To do »
Your task is to repeat the records exactly from the line containing "What does this" onward, through the final line.

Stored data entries
###

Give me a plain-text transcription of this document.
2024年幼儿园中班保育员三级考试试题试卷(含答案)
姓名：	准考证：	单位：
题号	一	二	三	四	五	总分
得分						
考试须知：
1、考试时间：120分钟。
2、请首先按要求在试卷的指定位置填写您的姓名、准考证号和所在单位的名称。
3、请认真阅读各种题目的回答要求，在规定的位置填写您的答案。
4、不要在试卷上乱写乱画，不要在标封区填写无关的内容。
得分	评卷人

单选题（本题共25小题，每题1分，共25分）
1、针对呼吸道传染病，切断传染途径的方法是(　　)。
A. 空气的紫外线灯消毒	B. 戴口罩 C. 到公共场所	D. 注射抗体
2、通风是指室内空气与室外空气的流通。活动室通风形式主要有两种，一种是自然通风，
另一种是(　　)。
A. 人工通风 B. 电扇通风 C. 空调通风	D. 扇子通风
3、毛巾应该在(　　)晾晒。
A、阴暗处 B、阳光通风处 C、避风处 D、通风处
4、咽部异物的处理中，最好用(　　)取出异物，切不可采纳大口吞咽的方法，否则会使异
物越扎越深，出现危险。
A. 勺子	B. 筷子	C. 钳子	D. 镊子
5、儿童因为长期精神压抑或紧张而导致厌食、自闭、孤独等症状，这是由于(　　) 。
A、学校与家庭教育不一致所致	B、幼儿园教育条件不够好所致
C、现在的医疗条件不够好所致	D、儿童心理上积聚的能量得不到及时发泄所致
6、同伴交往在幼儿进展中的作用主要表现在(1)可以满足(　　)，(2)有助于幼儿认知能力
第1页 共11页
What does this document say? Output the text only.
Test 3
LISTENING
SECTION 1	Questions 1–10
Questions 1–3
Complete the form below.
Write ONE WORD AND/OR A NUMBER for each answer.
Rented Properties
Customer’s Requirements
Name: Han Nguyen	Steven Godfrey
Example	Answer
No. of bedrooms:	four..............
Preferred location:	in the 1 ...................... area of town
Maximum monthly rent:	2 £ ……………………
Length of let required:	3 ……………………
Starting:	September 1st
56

###

Solution to this exercise »
What does this document say? Output the text only.
Test 3
LISTENING
SECTION 1	Questions 1–10
Questions 1–3
Complete the form below.
Write ONE WORD AND/OR A NUMBER for each answer.
Rented Properties
Customer’s Requirements
Name: Han Nguyen	Steven Godfrey
Example	Answer
No. of bedrooms:	four..............
Preferred location:	in the 1 ...................... area of town
Maximum monthly rent:	2 £ ……………………
Length of let required:	3 ……………………
Starting:	September 1st
56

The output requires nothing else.